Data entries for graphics
◇ ◇ ◇
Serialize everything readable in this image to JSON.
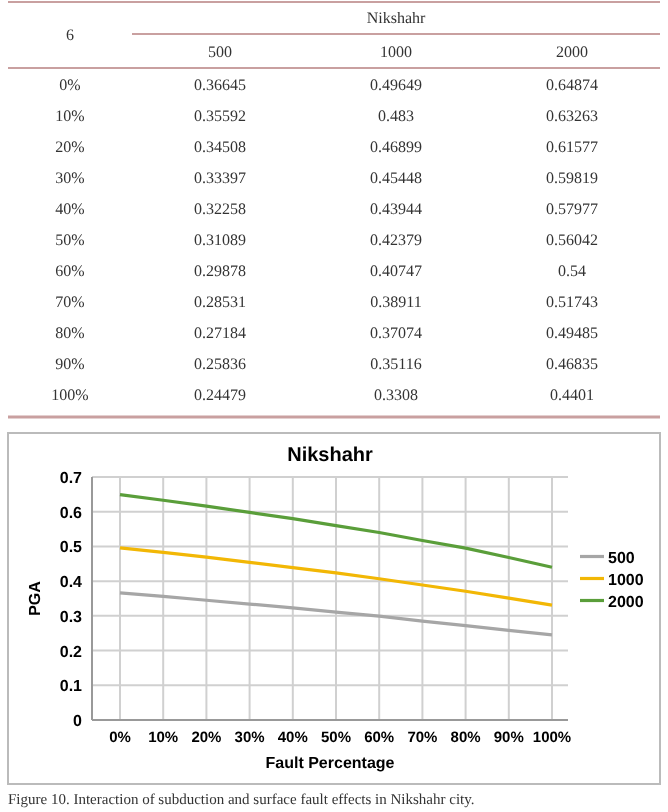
{
  "chart_data": [
    {
      "type": "heatmap",
      "title": "Nikshahr",
      "annotations": [
        "6"
      ],
      "data_labels": true,
      "categories": [
        "500",
        "1000",
        "2000"
      ],
      "y_categories": [
        "0%",
        "10%",
        "20%",
        "30%",
        "40%",
        "50%",
        "60%",
        "70%",
        "80%",
        "90%",
        "100%"
      ],
      "cells": [
        [
          0.36645,
          0.49649,
          0.64874
        ],
        [
          0.35592,
          0.483,
          0.63263
        ],
        [
          0.34508,
          0.46899,
          0.61577
        ],
        [
          0.33397,
          0.45448,
          0.59819
        ],
        [
          0.32258,
          0.43944,
          0.57977
        ],
        [
          0.31089,
          0.42379,
          0.56042
        ],
        [
          0.29878,
          0.40747,
          0.54
        ],
        [
          0.28531,
          0.38911,
          0.51743
        ],
        [
          0.27184,
          0.37074,
          0.49485
        ],
        [
          0.25836,
          0.35116,
          0.46835
        ],
        [
          0.24479,
          0.3308,
          0.4401
        ]
      ]
    },
    {
      "type": "line",
      "title": "Nikshahr",
      "xlabel": "Fault Percentage",
      "ylabel": "PGA",
      "categories": [
        "0%",
        "10%",
        "20%",
        "30%",
        "40%",
        "50%",
        "60%",
        "70%",
        "80%",
        "90%",
        "100%"
      ],
      "series": [
        {
          "name": "500",
          "color": "#a6a6a6",
          "values": [
            0.366,
            0.356,
            0.345,
            0.334,
            0.323,
            0.311,
            0.299,
            0.285,
            0.272,
            0.258,
            0.245
          ]
        },
        {
          "name": "1000",
          "color": "#f2b705",
          "values": [
            0.496,
            0.483,
            0.469,
            0.454,
            0.439,
            0.424,
            0.407,
            0.389,
            0.371,
            0.351,
            0.331
          ]
        },
        {
          "name": "2000",
          "color": "#5a9e3a",
          "values": [
            0.649,
            0.633,
            0.616,
            0.598,
            0.58,
            0.56,
            0.54,
            0.517,
            0.495,
            0.468,
            0.44
          ]
        }
      ],
      "ylim": [
        0,
        0.7
      ],
      "yticks": [
        0,
        0.1,
        0.2,
        0.3,
        0.4,
        0.5,
        0.6,
        0.7
      ],
      "grid": true,
      "legend": "right",
      "marker": "none",
      "line_style": "solid",
      "annotations": [
        "Figure 10. Interaction of subduction and surface fault effects in Nikshahr city."
      ]
    }
  ]
}
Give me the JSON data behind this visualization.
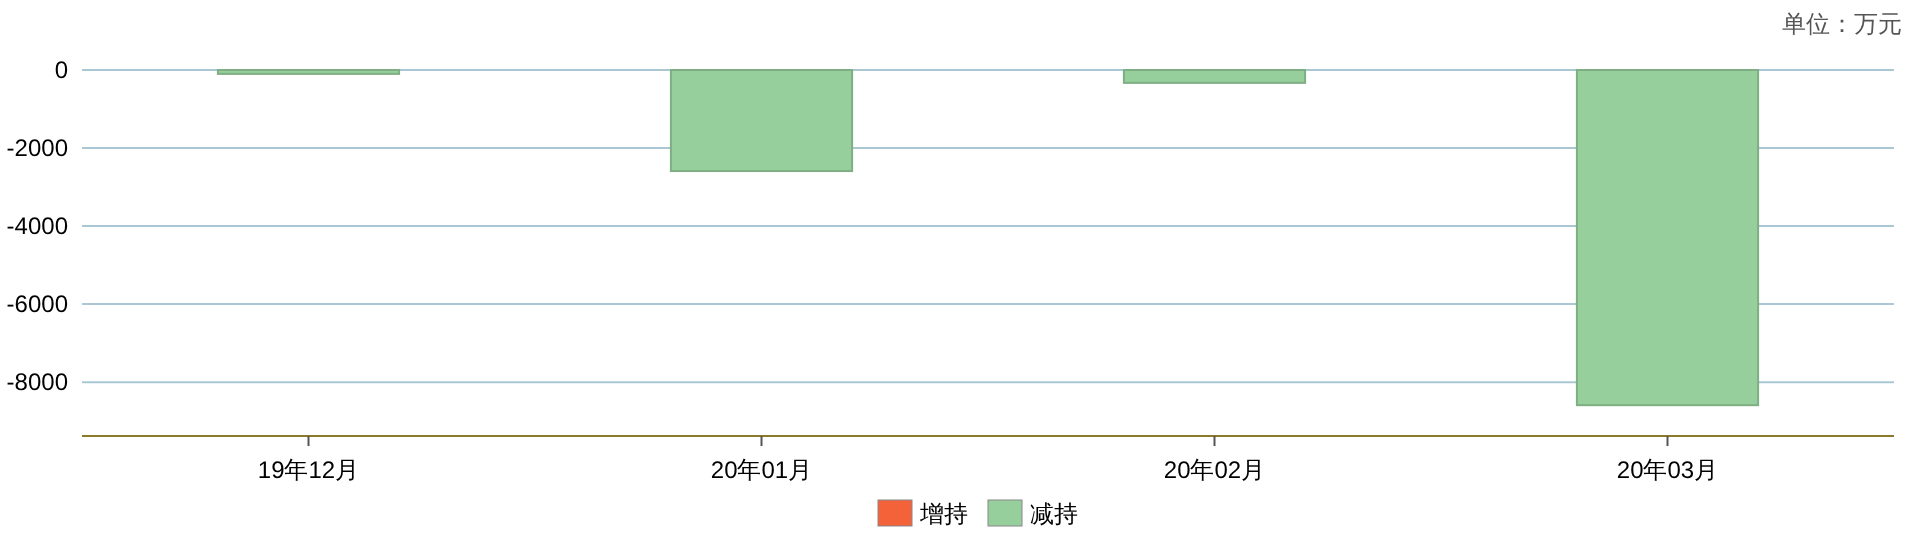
{
  "chart_data": {
    "type": "bar",
    "categories": [
      "19年12月",
      "20年01月",
      "20年02月",
      "20年03月"
    ],
    "series": [
      {
        "name": "增持",
        "color": "#f4623a",
        "values": [
          null,
          null,
          null,
          null
        ]
      },
      {
        "name": "减持",
        "color": "#96cf9b",
        "values": [
          -100,
          -2590,
          -330,
          -8590
        ]
      }
    ],
    "ylim": [
      -9380,
      0
    ],
    "yticks": [
      0,
      -2000,
      -4000,
      -6000,
      -8000
    ],
    "grid": "y",
    "legend": "bottom",
    "annotations": [
      "单位：万元"
    ]
  }
}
◇ ◇ ◇
Print the records above exactly as they stand, but leave out the pictures.

Serialize everything readable in this image to JSON.
{
  "chart_data": [
    {
      "type": "heatmap",
      "title": "Nikshahr",
      "annotations": [
        "6"
      ],
      "data_labels": true,
      "categories": [
        "500",
        "1000",
        "2000"
      ],
      "y_categories": [
        "0%",
        "10%",
        "20%",
        "30%",
        "40%",
        "50%",
        "60%",
        "70%",
        "80%",
        "90%",
        "100%"
      ],
      "cells": [
        [
          0.36645,
          0.49649,
          0.64874
        ],
        [
          0.35592,
          0.483,
          0.63263
        ],
        [
          0.34508,
          0.46899,
          0.61577
        ],
        [
          0.33397,
          0.45448,
          0.59819
        ],
        [
          0.32258,
          0.43944,
          0.57977
        ],
        [
          0.31089,
          0.42379,
          0.56042
        ],
        [
          0.29878,
          0.40747,
          0.54
        ],
        [
          0.28531,
          0.38911,
          0.51743
        ],
        [
          0.27184,
          0.37074,
          0.49485
        ],
        [
          0.25836,
          0.35116,
          0.46835
        ],
        [
          0.24479,
          0.3308,
          0.4401
        ]
      ]
    },
    {
      "type": "line",
      "title": "Nikshahr",
      "xlabel": "Fault Percentage",
      "ylabel": "PGA",
      "categories": [
        "0%",
        "10%",
        "20%",
        "30%",
        "40%",
        "50%",
        "60%",
        "70%",
        "80%",
        "90%",
        "100%"
      ],
      "series": [
        {
          "name": "500",
          "color": "#a6a6a6",
          "values": [
            0.366,
            0.356,
            0.345,
            0.334,
            0.323,
            0.311,
            0.299,
            0.285,
            0.272,
            0.258,
            0.245
          ]
        },
        {
          "name": "1000",
          "color": "#f2b705",
          "values": [
            0.496,
            0.483,
            0.469,
            0.454,
            0.439,
            0.424,
            0.407,
            0.389,
            0.371,
            0.351,
            0.331
          ]
        },
        {
          "name": "2000",
          "color": "#5a9e3a",
          "values": [
            0.649,
            0.633,
            0.616,
            0.598,
            0.58,
            0.56,
            0.54,
            0.517,
            0.495,
            0.468,
            0.44
          ]
        }
      ],
      "ylim": [
        0,
        0.7
      ],
      "yticks": [
        0,
        0.1,
        0.2,
        0.3,
        0.4,
        0.5,
        0.6,
        0.7
      ],
      "grid": true,
      "legend": "right",
      "marker": "none",
      "line_style": "solid",
      "annotations": [
        "Figure 10. Interaction of subduction and surface fault effects in Nikshahr city."
      ]
    }
  ]
}
Give me the JSON data behind this visualization.
{
  "chart_data": {
    "type": "bar",
    "categories": [
      "19年12月",
      "20年01月",
      "20年02月",
      "20年03月"
    ],
    "series": [
      {
        "name": "增持",
        "color": "#f4623a",
        "values": [
          null,
          null,
          null,
          null
        ]
      },
      {
        "name": "减持",
        "color": "#96cf9b",
        "values": [
          -100,
          -2590,
          -330,
          -8590
        ]
      }
    ],
    "ylim": [
      -9380,
      0
    ],
    "yticks": [
      0,
      -2000,
      -4000,
      -6000,
      -8000
    ],
    "grid": "y",
    "legend": "bottom",
    "annotations": [
      "单位：万元"
    ]
  }
}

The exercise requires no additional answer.